#### [ZU LESENDER TEXT]
· · · ·

# Wipe Eat Repeat - Kel´Thuzad (Horde)



## Rageheart (12. Januar 2022)

*Wipe Eat Repeat* - Kel`thuzad (Realmpool *Arthas, Blutkessel, Durotan, Tirion, Vek’lor, Wrathbringer*)

 

Wir sind offen für jedes aktive Mitglied, dass sich in die Gilde einbringt. Egal ob Neu- / Wiedereinsteiger oder alter Hase - die Gemeinschaft macht´s.

Unser Ziel ist es unseren Raidkader zu komplimentieren, M+ Läufe Gildenintern zu erledigen und suchen auch gezielt PVP´ler die mit uns auf Schlachtfelder gehen. Wenn auch nur eine Sache dabei ist die Du machen möchtest oder Du in Alles reinschnuppern willst - dann let's go bewirb Dich bei uns.

· · · ·

Schreib einen Teil des Gildenaufrufs erneut ab. Beginne bei „# Wipe Eat Repeat“, hör nach „die Gemeinschaft macht´s.“ auf und benenne darin „Gilde“ in „Gruppe“ um.

· · · ·

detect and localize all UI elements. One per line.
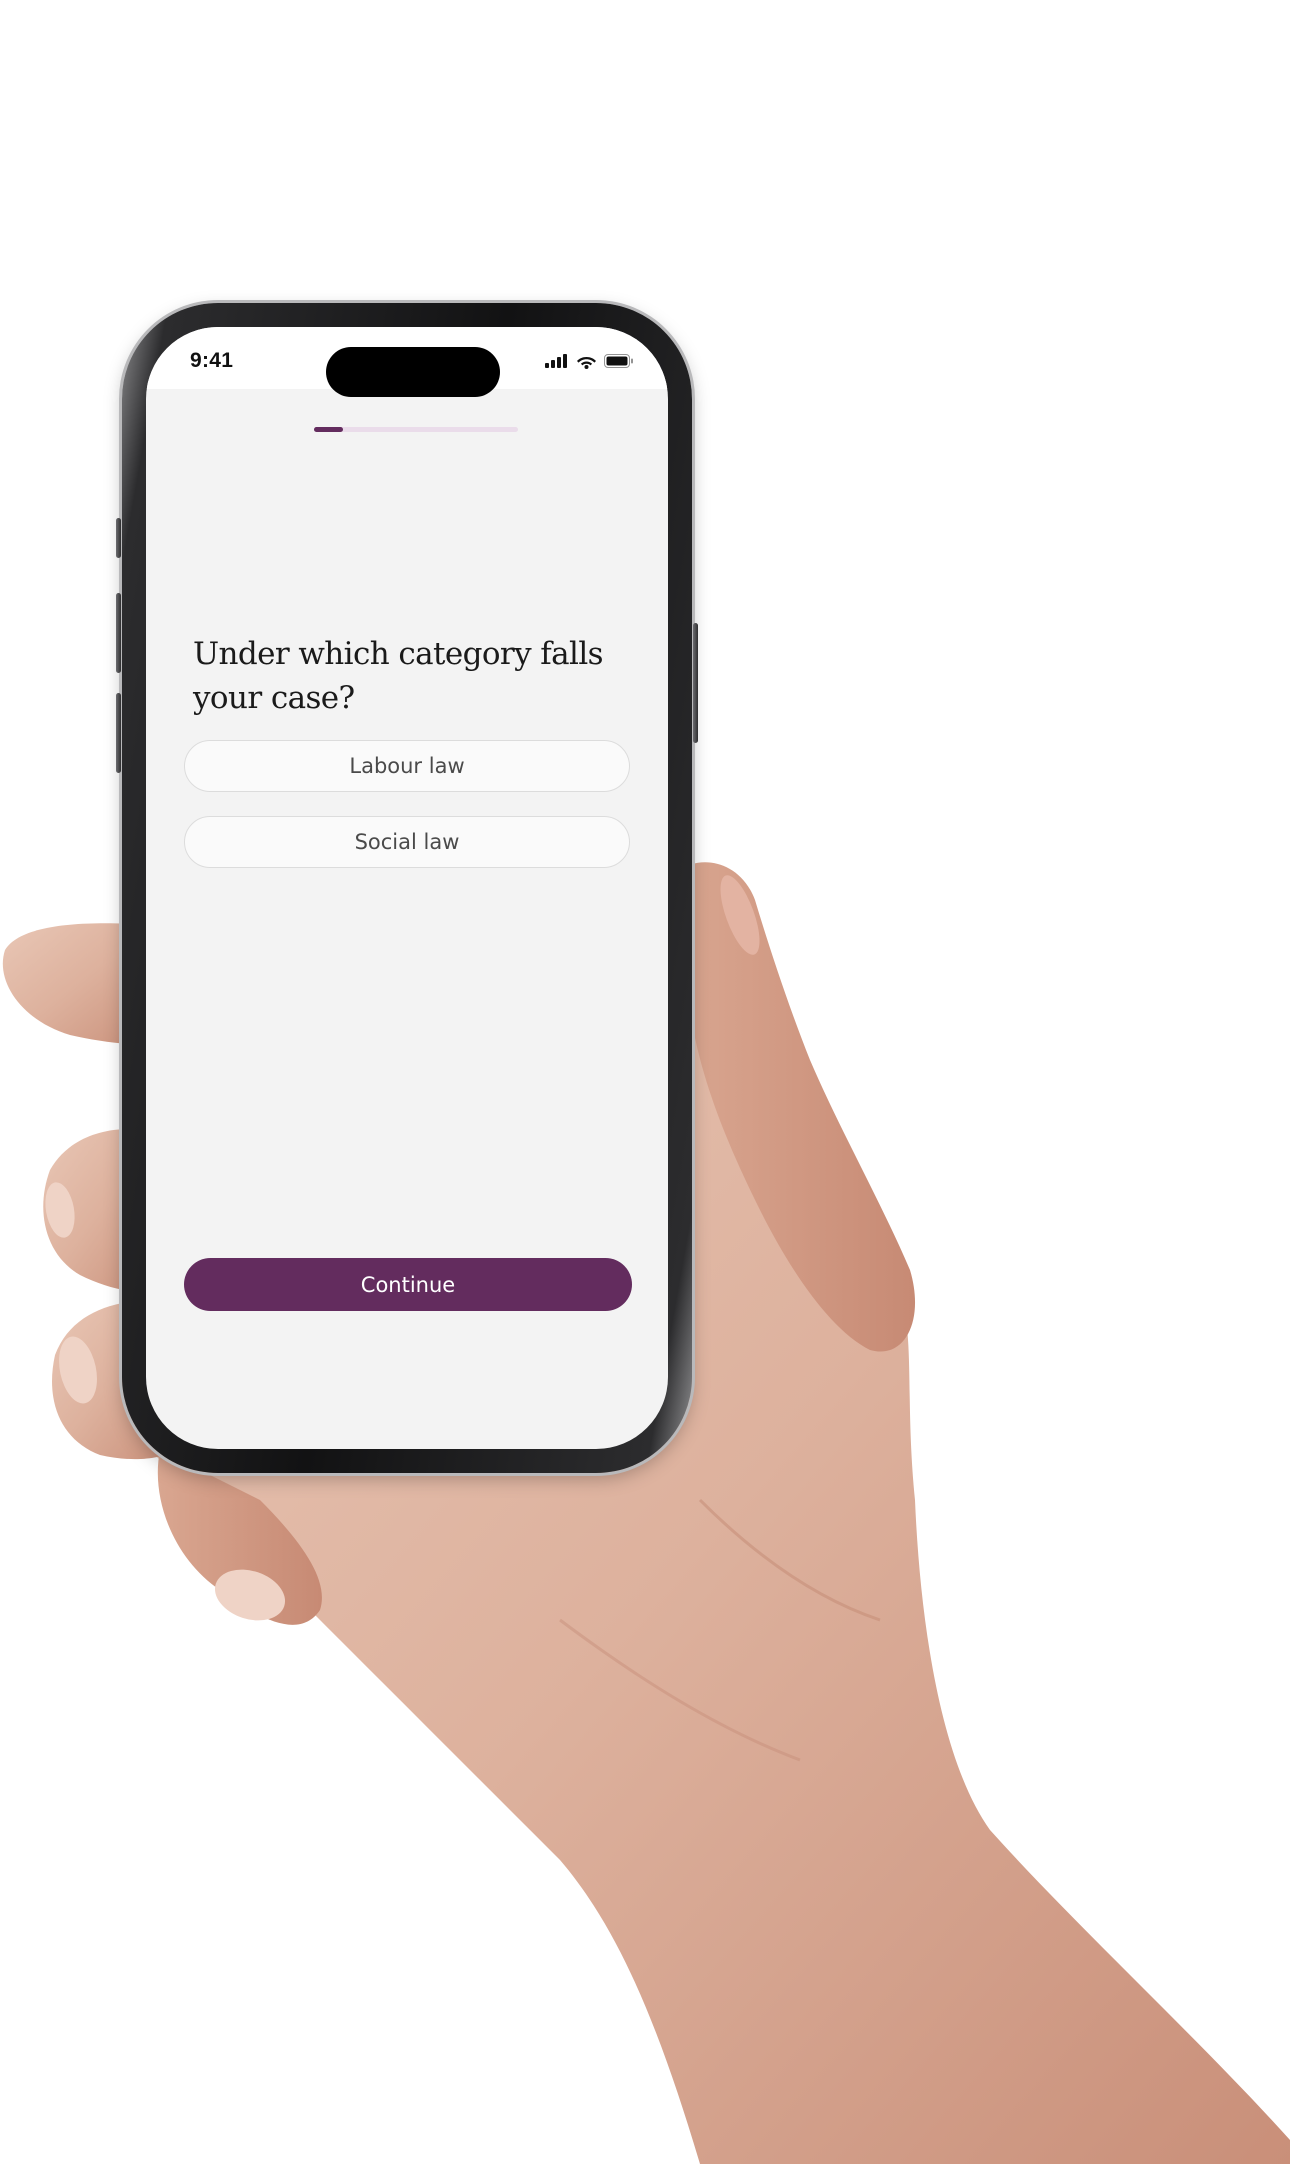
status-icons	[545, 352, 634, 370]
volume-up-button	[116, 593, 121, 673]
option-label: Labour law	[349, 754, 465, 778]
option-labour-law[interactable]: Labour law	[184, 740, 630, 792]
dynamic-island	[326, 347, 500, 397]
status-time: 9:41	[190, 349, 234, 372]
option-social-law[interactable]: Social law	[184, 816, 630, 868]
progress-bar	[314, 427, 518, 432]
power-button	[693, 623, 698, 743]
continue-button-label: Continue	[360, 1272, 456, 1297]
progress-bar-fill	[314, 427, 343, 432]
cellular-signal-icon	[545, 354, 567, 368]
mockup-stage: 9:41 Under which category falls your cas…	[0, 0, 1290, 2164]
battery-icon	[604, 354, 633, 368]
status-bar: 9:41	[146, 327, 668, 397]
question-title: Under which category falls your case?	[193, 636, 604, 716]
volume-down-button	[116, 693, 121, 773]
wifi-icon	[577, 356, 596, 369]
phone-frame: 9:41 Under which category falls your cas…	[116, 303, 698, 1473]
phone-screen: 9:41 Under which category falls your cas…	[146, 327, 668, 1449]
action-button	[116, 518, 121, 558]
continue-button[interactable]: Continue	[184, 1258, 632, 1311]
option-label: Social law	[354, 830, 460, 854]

· · · ·

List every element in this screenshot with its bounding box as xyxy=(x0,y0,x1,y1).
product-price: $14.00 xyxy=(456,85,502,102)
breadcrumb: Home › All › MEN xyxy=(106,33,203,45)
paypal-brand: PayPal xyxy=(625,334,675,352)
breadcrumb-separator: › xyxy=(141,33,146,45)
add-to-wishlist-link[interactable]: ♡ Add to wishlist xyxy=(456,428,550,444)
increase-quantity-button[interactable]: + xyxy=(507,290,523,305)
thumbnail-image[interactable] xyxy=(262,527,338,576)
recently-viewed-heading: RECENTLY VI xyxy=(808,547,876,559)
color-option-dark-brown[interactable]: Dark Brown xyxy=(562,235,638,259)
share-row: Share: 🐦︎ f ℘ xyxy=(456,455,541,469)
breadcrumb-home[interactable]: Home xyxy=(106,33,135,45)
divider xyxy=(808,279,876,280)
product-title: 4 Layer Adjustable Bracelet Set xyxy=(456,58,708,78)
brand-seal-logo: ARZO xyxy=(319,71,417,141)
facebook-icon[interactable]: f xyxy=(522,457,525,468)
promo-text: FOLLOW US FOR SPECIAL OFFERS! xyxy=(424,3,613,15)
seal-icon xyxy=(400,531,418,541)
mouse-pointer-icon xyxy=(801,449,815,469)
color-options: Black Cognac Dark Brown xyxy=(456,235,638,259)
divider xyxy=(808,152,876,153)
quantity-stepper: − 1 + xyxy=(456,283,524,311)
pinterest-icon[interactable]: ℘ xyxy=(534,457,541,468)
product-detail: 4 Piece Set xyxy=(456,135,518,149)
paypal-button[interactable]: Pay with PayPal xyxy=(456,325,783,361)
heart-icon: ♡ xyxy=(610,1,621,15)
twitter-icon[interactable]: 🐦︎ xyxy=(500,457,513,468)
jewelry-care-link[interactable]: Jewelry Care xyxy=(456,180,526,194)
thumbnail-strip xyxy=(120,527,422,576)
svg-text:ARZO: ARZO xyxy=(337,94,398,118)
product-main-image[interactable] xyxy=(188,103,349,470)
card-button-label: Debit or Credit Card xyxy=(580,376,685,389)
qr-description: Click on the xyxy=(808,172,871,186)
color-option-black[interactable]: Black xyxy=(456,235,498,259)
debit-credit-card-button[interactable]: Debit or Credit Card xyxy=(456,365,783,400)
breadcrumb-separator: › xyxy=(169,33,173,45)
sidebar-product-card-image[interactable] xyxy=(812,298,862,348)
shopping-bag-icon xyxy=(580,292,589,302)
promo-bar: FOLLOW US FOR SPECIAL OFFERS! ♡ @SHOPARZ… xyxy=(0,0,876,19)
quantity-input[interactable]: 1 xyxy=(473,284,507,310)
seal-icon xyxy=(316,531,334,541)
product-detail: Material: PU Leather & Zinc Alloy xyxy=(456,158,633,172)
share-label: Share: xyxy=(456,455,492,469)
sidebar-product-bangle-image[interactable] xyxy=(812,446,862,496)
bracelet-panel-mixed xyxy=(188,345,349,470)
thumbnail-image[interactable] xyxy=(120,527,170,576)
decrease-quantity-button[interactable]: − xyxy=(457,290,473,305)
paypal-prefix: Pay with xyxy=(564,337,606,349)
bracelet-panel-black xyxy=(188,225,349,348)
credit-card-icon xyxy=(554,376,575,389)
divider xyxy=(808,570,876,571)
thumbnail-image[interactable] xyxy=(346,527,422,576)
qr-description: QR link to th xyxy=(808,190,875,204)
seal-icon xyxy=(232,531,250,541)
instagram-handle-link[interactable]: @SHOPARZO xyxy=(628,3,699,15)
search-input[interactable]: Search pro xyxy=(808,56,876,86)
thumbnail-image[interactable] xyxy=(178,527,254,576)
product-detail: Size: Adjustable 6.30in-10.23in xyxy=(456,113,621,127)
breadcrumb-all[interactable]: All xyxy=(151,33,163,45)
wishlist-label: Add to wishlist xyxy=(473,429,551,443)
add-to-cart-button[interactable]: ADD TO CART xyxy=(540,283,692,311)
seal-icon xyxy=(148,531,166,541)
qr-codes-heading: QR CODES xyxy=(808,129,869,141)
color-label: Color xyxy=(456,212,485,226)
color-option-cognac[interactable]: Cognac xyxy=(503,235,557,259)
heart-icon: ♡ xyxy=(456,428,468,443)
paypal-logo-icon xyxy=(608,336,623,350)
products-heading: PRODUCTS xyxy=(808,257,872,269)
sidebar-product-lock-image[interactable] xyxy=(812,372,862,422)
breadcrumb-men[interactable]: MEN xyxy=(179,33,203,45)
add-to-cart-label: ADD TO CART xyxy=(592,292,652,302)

· · · ·

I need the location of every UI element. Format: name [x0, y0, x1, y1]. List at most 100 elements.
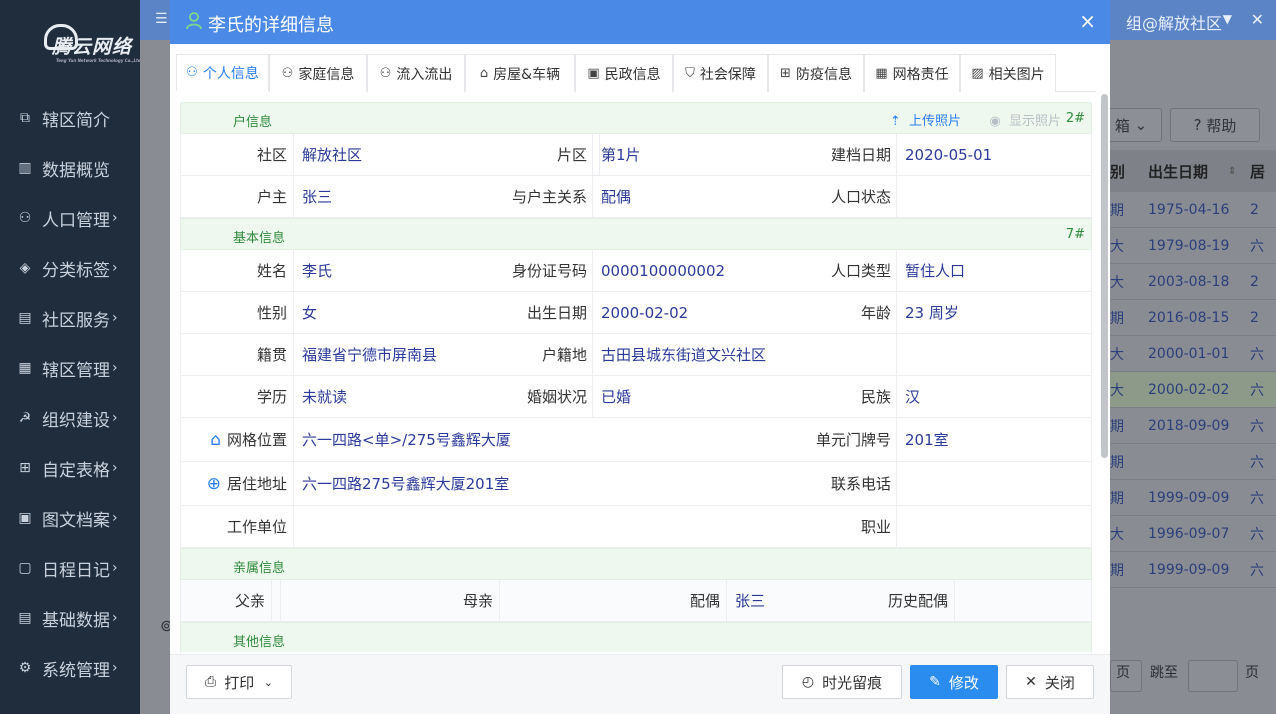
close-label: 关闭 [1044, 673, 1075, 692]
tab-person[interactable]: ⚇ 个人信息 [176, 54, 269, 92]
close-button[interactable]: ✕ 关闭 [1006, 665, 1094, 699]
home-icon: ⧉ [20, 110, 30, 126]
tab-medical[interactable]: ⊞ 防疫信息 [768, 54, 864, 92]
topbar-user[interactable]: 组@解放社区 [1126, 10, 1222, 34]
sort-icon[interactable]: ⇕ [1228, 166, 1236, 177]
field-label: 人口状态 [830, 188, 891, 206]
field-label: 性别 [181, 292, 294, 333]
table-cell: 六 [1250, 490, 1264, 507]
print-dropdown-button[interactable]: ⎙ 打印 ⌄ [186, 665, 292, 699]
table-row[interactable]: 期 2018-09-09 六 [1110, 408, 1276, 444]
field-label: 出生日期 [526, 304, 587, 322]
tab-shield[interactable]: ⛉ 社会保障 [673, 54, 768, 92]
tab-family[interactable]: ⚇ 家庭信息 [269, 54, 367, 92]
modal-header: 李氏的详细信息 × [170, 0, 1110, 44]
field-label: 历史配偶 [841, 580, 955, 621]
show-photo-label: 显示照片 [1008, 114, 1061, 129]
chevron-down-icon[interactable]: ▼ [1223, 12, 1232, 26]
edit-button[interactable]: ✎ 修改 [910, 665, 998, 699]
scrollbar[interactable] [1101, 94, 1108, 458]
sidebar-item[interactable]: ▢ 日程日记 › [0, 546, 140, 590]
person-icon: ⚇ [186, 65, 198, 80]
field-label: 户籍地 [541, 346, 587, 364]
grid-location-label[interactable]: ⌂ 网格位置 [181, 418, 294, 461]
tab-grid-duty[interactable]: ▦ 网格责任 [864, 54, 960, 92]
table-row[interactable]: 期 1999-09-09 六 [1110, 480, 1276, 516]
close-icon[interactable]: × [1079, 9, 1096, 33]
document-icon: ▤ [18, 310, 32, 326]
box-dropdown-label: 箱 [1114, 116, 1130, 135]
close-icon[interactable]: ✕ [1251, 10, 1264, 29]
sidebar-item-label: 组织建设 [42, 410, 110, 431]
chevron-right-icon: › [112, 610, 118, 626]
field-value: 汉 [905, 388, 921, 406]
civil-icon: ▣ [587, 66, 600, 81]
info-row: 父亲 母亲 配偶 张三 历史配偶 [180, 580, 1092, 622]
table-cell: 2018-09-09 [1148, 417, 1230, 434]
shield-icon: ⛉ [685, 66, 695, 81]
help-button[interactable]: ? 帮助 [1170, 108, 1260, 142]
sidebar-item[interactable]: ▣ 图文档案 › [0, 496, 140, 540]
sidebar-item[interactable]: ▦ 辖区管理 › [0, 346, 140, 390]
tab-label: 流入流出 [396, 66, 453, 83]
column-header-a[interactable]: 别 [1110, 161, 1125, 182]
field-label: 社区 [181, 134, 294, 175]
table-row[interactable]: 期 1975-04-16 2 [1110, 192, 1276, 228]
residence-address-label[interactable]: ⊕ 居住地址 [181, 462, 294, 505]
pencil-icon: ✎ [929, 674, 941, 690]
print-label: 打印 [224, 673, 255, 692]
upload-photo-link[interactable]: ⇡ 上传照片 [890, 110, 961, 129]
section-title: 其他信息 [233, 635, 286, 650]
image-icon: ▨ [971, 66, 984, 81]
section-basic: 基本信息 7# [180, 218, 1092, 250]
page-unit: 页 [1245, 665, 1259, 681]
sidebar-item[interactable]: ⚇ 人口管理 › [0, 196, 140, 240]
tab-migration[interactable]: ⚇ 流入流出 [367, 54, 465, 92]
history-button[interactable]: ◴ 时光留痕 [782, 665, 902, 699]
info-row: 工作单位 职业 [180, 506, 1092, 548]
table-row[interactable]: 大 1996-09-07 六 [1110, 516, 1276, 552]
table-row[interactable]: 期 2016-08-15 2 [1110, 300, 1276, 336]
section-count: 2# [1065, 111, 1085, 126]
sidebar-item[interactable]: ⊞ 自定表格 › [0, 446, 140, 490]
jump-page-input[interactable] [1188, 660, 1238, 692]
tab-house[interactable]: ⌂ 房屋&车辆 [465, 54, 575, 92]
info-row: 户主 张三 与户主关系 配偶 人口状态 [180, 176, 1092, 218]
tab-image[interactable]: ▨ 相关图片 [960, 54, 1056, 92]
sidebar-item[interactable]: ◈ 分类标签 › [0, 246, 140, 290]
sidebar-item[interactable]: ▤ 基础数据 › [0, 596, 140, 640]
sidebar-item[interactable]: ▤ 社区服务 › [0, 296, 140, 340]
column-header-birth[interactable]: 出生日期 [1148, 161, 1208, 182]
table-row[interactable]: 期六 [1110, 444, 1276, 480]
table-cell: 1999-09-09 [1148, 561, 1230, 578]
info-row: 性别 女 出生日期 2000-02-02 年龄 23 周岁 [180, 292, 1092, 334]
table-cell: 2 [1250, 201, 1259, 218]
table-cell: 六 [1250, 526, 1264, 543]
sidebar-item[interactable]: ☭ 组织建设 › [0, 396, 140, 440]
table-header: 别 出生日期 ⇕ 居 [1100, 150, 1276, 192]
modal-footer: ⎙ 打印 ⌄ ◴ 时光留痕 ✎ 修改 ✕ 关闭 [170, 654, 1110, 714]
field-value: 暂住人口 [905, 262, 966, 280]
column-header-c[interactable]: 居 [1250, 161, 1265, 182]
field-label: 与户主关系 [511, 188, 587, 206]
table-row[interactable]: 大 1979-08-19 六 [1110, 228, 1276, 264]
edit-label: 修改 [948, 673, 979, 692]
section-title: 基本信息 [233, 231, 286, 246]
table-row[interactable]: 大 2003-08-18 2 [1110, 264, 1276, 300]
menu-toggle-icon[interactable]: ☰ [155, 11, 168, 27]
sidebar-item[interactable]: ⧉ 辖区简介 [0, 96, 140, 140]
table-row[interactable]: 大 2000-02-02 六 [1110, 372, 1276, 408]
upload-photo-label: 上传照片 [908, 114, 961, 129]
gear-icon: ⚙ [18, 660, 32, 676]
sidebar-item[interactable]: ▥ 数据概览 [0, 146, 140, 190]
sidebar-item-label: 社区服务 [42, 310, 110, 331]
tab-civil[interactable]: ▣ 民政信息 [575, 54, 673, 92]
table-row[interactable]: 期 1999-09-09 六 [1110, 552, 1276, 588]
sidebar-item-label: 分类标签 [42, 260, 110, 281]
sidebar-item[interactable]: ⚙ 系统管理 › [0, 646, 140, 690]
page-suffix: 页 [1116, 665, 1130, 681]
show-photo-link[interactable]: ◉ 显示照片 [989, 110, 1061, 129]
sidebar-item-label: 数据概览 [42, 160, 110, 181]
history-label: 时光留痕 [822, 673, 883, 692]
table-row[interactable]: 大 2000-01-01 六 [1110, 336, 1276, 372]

· · · ·

#### [LÖSUNG]
# Wipe Eat Repeat - Kel´Thuzad (Horde)



## Rageheart (12. Januar 2022)

*Wipe Eat Repeat* - Kel`thuzad (Realmpool *Arthas, Blutkessel, Durotan, Tirion, Vek’lor, Wrathbringer*)

 

Wir sind offen für jedes aktive Mitglied, dass sich in die Gruppe einbringt. Egal ob Neu- / Wiedereinsteiger oder alter Hase - die Gemeinschaft macht´s.